**AVAILABLE DATA:**

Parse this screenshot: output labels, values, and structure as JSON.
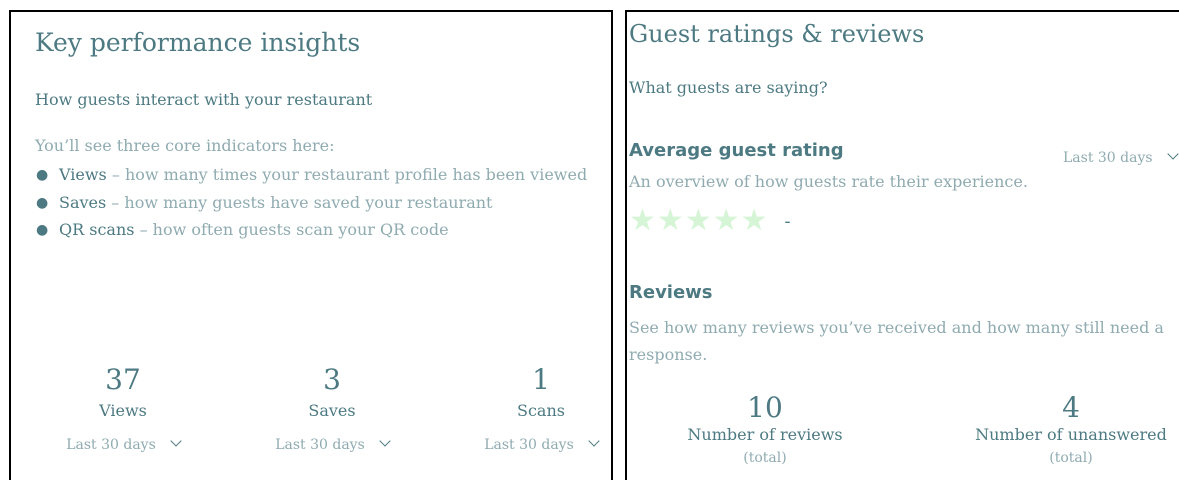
{
  "kpi": {
    "title": "Key performance insights",
    "subtitle": "How guests interact with your restaurant",
    "intro": "You’ll see three core indicators here:",
    "items": [
      {
        "term": "Views",
        "desc": " – how many times your restaurant profile has been viewed"
      },
      {
        "term": "Saves",
        "desc": " – how many guests have saved your restaurant"
      },
      {
        "term": "QR scans",
        "desc": " – how often guests scan your QR code"
      }
    ],
    "metrics": [
      {
        "value": "37",
        "label": "Views",
        "range": "Last 30 days"
      },
      {
        "value": "3",
        "label": "Saves",
        "range": "Last 30 days"
      },
      {
        "value": "1",
        "label": "Scans",
        "range": "Last 30 days"
      }
    ]
  },
  "guest": {
    "title": "Guest ratings & reviews",
    "subtitle": "What guests are saying?",
    "average": {
      "heading": "Average guest rating",
      "range": "Last 30 days",
      "description": "An overview of how guests rate their experience.",
      "stars": 5,
      "star_color": "#d6f5d6",
      "value": "-"
    },
    "reviews": {
      "heading": "Reviews",
      "description": "See how many reviews you’ve received and how many still need a response.",
      "metrics": [
        {
          "value": "10",
          "label": "Number of reviews",
          "note": "(total)"
        },
        {
          "value": "4",
          "label": "Number of unanswered",
          "note": "(total)"
        }
      ]
    }
  }
}
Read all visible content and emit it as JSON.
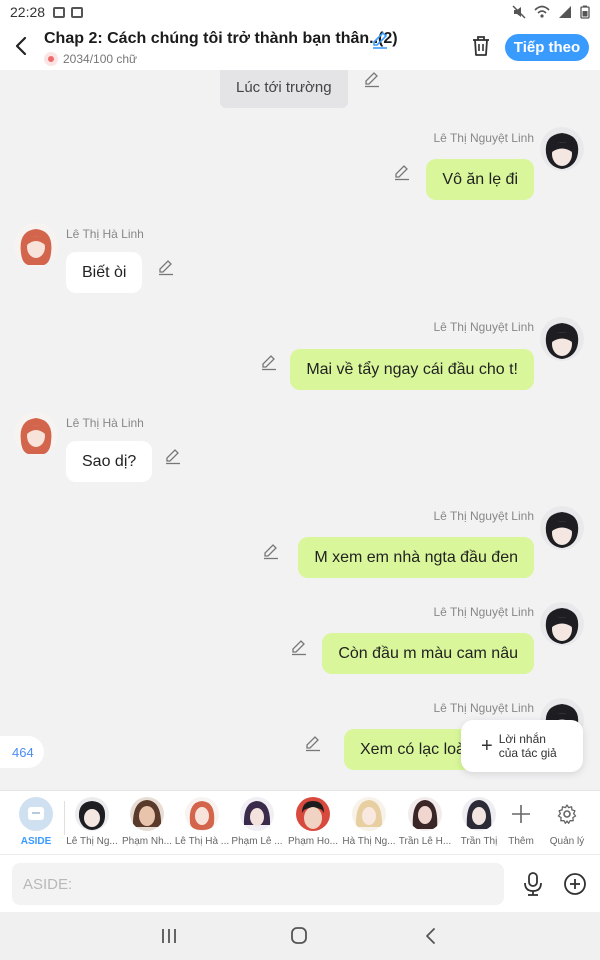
{
  "status_bar": {
    "time": "22:28"
  },
  "header": {
    "title": "Chap 2: Cách chúng tôi trở thành bạn thân..(2)",
    "word_count": "2034/100 chữ",
    "follow_label": "Tiếp theo",
    "accent_color": "#3a9bff"
  },
  "chat": {
    "narration": "Lúc tới trường",
    "messages": [
      {
        "speaker": "Lê Thị Nguyệt Linh",
        "side": "right",
        "text": "Vô ăn lẹ đi"
      },
      {
        "speaker": "Lê Thị Hà Linh",
        "side": "left",
        "text": "Biết òi"
      },
      {
        "speaker": "Lê Thị Nguyệt Linh",
        "side": "right",
        "text": "Mai về tẩy ngay cái đầu cho t!"
      },
      {
        "speaker": "Lê Thị Hà Linh",
        "side": "left",
        "text": "Sao dị?"
      },
      {
        "speaker": "Lê Thị Nguyệt Linh",
        "side": "right",
        "text": "M xem em nhà ngta đầu đen"
      },
      {
        "speaker": "Lê Thị Nguyệt Linh",
        "side": "right",
        "text": "Còn đầu m màu cam nâu"
      },
      {
        "speaker": "Lê Thị Nguyệt Linh",
        "side": "right",
        "text": "Xem có lạc loài"
      }
    ]
  },
  "message_counter": "464",
  "author_note": {
    "line1": "Lời nhắn",
    "line2": "của tác giả"
  },
  "characters": [
    {
      "label": "ASIDE"
    },
    {
      "label": "Lê Thị Ng..."
    },
    {
      "label": "Phạm Nh..."
    },
    {
      "label": "Lê Thị Hà ..."
    },
    {
      "label": "Phạm Lê ..."
    },
    {
      "label": "Phạm Ho..."
    },
    {
      "label": "Hà Thị Ng..."
    },
    {
      "label": "Trần Lê H..."
    },
    {
      "label": "Trần Thị"
    }
  ],
  "char_actions": {
    "more_label": "Thêm",
    "manage_label": "Quản lý"
  },
  "input": {
    "placeholder": "ASIDE:"
  },
  "colors": {
    "right_bubble": "#d9f79a",
    "left_bubble": "#ffffff",
    "background": "#f2f2f3"
  }
}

**CHALLENGE:** Set down the material exactly, every line of it, except for the pictures.

**PROBLEM SOLUTION:**
Parse this screenshot: output labels, values, and structure as JSON.
{
  "kpi": {
    "title": "Key performance insights",
    "subtitle": "How guests interact with your restaurant",
    "intro": "You’ll see three core indicators here:",
    "items": [
      {
        "term": "Views",
        "desc": " – how many times your restaurant profile has been viewed"
      },
      {
        "term": "Saves",
        "desc": " – how many guests have saved your restaurant"
      },
      {
        "term": "QR scans",
        "desc": " – how often guests scan your QR code"
      }
    ],
    "metrics": [
      {
        "value": "37",
        "label": "Views",
        "range": "Last 30 days"
      },
      {
        "value": "3",
        "label": "Saves",
        "range": "Last 30 days"
      },
      {
        "value": "1",
        "label": "Scans",
        "range": "Last 30 days"
      }
    ]
  },
  "guest": {
    "title": "Guest ratings & reviews",
    "subtitle": "What guests are saying?",
    "average": {
      "heading": "Average guest rating",
      "range": "Last 30 days",
      "description": "An overview of how guests rate their experience.",
      "stars": 5,
      "star_color": "#d6f5d6",
      "value": "-"
    },
    "reviews": {
      "heading": "Reviews",
      "description": "See how many reviews you’ve received and how many still need a response.",
      "metrics": [
        {
          "value": "10",
          "label": "Number of reviews",
          "note": "(total)"
        },
        {
          "value": "4",
          "label": "Number of unanswered",
          "note": "(total)"
        }
      ]
    }
  }
}
Read all visible content and emit it as JSON.
{
  "status_bar": {
    "time": "22:28"
  },
  "header": {
    "title": "Chap 2: Cách chúng tôi trở thành bạn thân..(2)",
    "word_count": "2034/100 chữ",
    "follow_label": "Tiếp theo",
    "accent_color": "#3a9bff"
  },
  "chat": {
    "narration": "Lúc tới trường",
    "messages": [
      {
        "speaker": "Lê Thị Nguyệt Linh",
        "side": "right",
        "text": "Vô ăn lẹ đi"
      },
      {
        "speaker": "Lê Thị Hà Linh",
        "side": "left",
        "text": "Biết òi"
      },
      {
        "speaker": "Lê Thị Nguyệt Linh",
        "side": "right",
        "text": "Mai về tẩy ngay cái đầu cho t!"
      },
      {
        "speaker": "Lê Thị Hà Linh",
        "side": "left",
        "text": "Sao dị?"
      },
      {
        "speaker": "Lê Thị Nguyệt Linh",
        "side": "right",
        "text": "M xem em nhà ngta đầu đen"
      },
      {
        "speaker": "Lê Thị Nguyệt Linh",
        "side": "right",
        "text": "Còn đầu m màu cam nâu"
      },
      {
        "speaker": "Lê Thị Nguyệt Linh",
        "side": "right",
        "text": "Xem có lạc loài"
      }
    ]
  },
  "message_counter": "464",
  "author_note": {
    "line1": "Lời nhắn",
    "line2": "của tác giả"
  },
  "characters": [
    {
      "label": "ASIDE"
    },
    {
      "label": "Lê Thị Ng..."
    },
    {
      "label": "Phạm Nh..."
    },
    {
      "label": "Lê Thị Hà ..."
    },
    {
      "label": "Phạm Lê ..."
    },
    {
      "label": "Phạm Ho..."
    },
    {
      "label": "Hà Thị Ng..."
    },
    {
      "label": "Trần Lê H..."
    },
    {
      "label": "Trần Thị"
    }
  ],
  "char_actions": {
    "more_label": "Thêm",
    "manage_label": "Quản lý"
  },
  "input": {
    "placeholder": "ASIDE:"
  },
  "colors": {
    "right_bubble": "#d9f79a",
    "left_bubble": "#ffffff",
    "background": "#f2f2f3"
  }
}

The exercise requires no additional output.